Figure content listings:
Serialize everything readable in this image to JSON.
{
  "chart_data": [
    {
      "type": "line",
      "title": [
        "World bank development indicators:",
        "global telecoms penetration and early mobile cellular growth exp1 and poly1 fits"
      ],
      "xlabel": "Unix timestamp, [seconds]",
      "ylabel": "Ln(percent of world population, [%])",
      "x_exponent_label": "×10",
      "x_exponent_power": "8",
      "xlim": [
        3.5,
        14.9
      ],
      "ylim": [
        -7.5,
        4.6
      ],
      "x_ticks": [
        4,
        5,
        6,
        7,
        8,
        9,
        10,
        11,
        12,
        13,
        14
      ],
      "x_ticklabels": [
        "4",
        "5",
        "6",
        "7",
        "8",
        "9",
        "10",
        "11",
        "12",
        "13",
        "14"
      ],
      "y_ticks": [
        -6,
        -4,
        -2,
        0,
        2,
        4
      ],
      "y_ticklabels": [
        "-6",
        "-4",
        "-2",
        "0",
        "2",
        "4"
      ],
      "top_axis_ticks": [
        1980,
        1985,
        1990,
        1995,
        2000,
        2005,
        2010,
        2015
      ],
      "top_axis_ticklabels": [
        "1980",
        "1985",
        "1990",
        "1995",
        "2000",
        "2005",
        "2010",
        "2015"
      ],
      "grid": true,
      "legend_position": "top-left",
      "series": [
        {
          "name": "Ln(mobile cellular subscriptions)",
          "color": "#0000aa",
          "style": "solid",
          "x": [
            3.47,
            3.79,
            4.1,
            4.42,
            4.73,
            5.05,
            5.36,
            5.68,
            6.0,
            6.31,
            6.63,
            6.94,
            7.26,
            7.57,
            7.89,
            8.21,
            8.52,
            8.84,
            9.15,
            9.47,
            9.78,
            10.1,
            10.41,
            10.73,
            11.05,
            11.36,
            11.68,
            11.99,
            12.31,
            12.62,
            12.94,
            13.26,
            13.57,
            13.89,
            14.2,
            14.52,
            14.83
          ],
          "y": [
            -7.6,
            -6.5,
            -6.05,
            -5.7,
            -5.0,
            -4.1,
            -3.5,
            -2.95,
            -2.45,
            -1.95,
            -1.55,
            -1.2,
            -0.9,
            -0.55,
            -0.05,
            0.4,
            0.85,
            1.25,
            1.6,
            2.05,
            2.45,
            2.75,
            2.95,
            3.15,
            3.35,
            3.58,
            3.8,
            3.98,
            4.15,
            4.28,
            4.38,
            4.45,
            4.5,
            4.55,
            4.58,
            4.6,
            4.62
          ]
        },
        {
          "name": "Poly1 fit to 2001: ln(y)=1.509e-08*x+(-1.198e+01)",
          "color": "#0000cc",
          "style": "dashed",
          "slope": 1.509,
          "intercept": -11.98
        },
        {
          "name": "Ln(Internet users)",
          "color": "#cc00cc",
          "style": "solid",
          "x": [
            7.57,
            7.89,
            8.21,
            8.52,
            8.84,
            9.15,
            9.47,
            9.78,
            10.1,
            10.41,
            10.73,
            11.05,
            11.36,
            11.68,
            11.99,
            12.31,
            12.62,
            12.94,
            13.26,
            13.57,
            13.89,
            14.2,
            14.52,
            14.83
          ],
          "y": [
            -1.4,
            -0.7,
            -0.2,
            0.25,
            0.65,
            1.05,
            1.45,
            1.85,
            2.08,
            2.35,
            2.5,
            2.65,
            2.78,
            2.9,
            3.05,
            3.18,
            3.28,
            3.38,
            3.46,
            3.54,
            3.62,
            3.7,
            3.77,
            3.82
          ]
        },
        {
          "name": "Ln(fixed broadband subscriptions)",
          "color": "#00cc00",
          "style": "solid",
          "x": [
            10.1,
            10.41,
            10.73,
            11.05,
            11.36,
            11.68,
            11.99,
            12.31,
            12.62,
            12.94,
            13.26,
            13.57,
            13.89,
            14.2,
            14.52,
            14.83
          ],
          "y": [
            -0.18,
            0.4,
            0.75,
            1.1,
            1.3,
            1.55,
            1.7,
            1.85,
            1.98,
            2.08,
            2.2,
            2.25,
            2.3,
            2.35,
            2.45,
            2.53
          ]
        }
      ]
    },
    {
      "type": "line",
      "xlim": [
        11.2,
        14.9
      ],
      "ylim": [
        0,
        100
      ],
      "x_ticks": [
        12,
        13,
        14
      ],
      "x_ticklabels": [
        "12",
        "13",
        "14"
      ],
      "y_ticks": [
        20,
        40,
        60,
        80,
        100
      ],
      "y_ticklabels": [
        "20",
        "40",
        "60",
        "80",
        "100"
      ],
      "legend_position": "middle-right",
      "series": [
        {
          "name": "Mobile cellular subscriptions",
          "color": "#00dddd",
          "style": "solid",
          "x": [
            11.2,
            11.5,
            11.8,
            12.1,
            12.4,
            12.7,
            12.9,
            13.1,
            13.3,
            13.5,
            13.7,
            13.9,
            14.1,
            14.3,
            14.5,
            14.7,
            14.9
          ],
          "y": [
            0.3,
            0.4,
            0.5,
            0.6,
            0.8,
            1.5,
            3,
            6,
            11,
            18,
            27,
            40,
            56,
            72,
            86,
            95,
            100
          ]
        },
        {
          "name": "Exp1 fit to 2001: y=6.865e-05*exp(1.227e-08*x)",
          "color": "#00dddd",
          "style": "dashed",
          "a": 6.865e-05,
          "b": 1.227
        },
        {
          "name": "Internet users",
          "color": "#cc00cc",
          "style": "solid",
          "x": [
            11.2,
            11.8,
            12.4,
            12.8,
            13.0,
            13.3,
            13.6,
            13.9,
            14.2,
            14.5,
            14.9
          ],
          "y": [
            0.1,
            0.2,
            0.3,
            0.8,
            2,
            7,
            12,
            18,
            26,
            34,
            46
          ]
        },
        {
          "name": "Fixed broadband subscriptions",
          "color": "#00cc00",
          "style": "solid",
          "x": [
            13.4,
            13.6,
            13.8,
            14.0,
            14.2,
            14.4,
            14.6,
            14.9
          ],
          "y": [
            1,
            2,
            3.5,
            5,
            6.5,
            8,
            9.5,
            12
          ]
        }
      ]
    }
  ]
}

» **Directions for this task**
Check every line of the records above for the string "cellular" and say how many contain it, giving the number alone.

» **Finished task**
3